━━ LISTED ENTRIES ━━

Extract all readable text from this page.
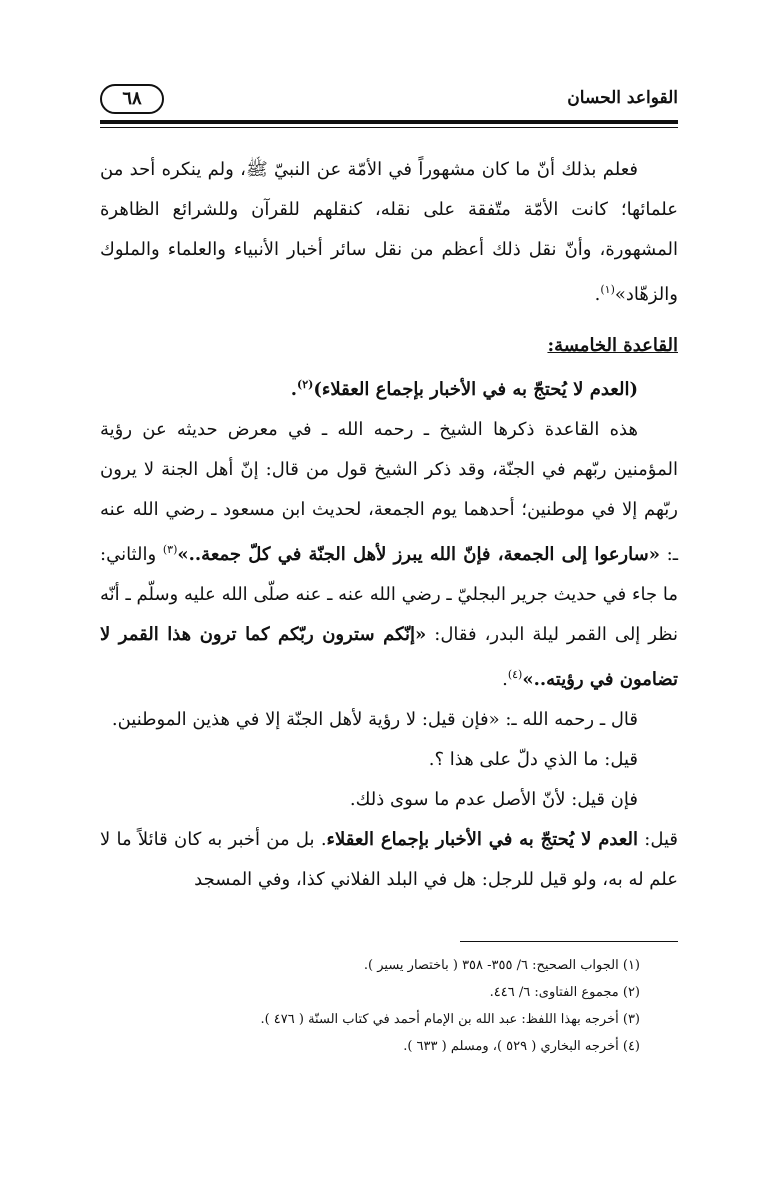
القواعد الحسان
٦٨

فعلم بذلك أنّ ما كان مشهوراً في الأمّة عن النبيّ ﷺ، ولم ينكره أحد من علمائها؛ كانت الأمّة متّفقة على نقله، كنقلهم للقرآن وللشرائع الظاهرة المشهورة، وأنّ نقل ذلك أعظم من نقل سائر أخبار الأنبياء والعلماء والملوك والزهّاد»$^{(١)}$.

القاعدة الخامسة:

(العدم لا يُحتجّ به في الأخبار بإجماع العقلاء)$^{(٢)}$.

هذه القاعدة ذكرها الشيخ ـ رحمه الله ـ في معرض حديثه عن رؤية المؤمنين ربّهم في الجنّة، وقد ذكر الشيخ قول من قال: إنّ أهل الجنة لا يرون ربّهم إلا في موطنين؛ أحدهما يوم الجمعة، لحديث ابن مسعود ـ رضي الله عنه ـ: «سارعوا إلى الجمعة، فإنّ الله يبرز لأهل الجنّة في كلّ جمعة..»$^{(٣)}$ والثاني: ما جاء في حديث جرير البجليّ ـ رضي الله عنه ـ عنه صلّى الله عليه وسلّم ـ أنّه نظر إلى القمر ليلة البدر، فقال: «إنّكم سترون ربّكم كما ترون هذا القمر لا تضامون في رؤيته..»$^{(٤)}$.

قال ـ رحمه الله ـ: «فإن قيل: لا رؤية لأهل الجنّة إلا في هذين الموطنين.

قيل: ما الذي دلّ على هذا ؟.

فإن قيل: لأنّ الأصل عدم ما سوى ذلك.

قيل: العدم لا يُحتجّ به في الأخبار بإجماع العقلاء. بل من أخبر به كان قائلاً ما لا علم له به، ولو قيل للرجل: هل في البلد الفلاني كذا، وفي المسجد

(١) الجواب الصحيح: ٦/ ٣٥٥- ٣٥٨ ( باختصار يسير ).

(٢) مجموع الفتاوى: ٦/ ٤٤٦.

(٣) أخرجه بهذا اللفظ: عبد الله بن الإمام أحمد في كتاب السنّة ( ٤٧٦ ).

(٤) أخرجه البخاري ( ٥٢٩ )، ومسلم ( ٦٣٣ ).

━━━

### GIVEN PROBLEM
Retype the entries word for word. Omit any images.

### ANSWER TO THIS PROBLEM
Extract all readable text from this page.
القواعد الحسان
٦٨

فعلم بذلك أنّ ما كان مشهوراً في الأمّة عن النبيّ ﷺ، ولم ينكره أحد من علمائها؛ كانت الأمّة متّفقة على نقله، كنقلهم للقرآن وللشرائع الظاهرة المشهورة، وأنّ نقل ذلك أعظم من نقل سائر أخبار الأنبياء والعلماء والملوك والزهّاد»$^{(١)}$.

القاعدة الخامسة:

(العدم لا يُحتجّ به في الأخبار بإجماع العقلاء)$^{(٢)}$.

هذه القاعدة ذكرها الشيخ ـ رحمه الله ـ في معرض حديثه عن رؤية المؤمنين ربّهم في الجنّة، وقد ذكر الشيخ قول من قال: إنّ أهل الجنة لا يرون ربّهم إلا في موطنين؛ أحدهما يوم الجمعة، لحديث ابن مسعود ـ رضي الله عنه ـ: «سارعوا إلى الجمعة، فإنّ الله يبرز لأهل الجنّة في كلّ جمعة..»$^{(٣)}$ والثاني: ما جاء في حديث جرير البجليّ ـ رضي الله عنه ـ عنه صلّى الله عليه وسلّم ـ أنّه نظر إلى القمر ليلة البدر، فقال: «إنّكم سترون ربّكم كما ترون هذا القمر لا تضامون في رؤيته..»$^{(٤)}$.

قال ـ رحمه الله ـ: «فإن قيل: لا رؤية لأهل الجنّة إلا في هذين الموطنين.

قيل: ما الذي دلّ على هذا ؟.

فإن قيل: لأنّ الأصل عدم ما سوى ذلك.

قيل: العدم لا يُحتجّ به في الأخبار بإجماع العقلاء. بل من أخبر به كان قائلاً ما لا علم له به، ولو قيل للرجل: هل في البلد الفلاني كذا، وفي المسجد

(١) الجواب الصحيح: ٦/ ٣٥٥- ٣٥٨ ( باختصار يسير ).

(٢) مجموع الفتاوى: ٦/ ٤٤٦.

(٣) أخرجه بهذا اللفظ: عبد الله بن الإمام أحمد في كتاب السنّة ( ٤٧٦ ).

(٤) أخرجه البخاري ( ٥٢٩ )، ومسلم ( ٦٣٣ ).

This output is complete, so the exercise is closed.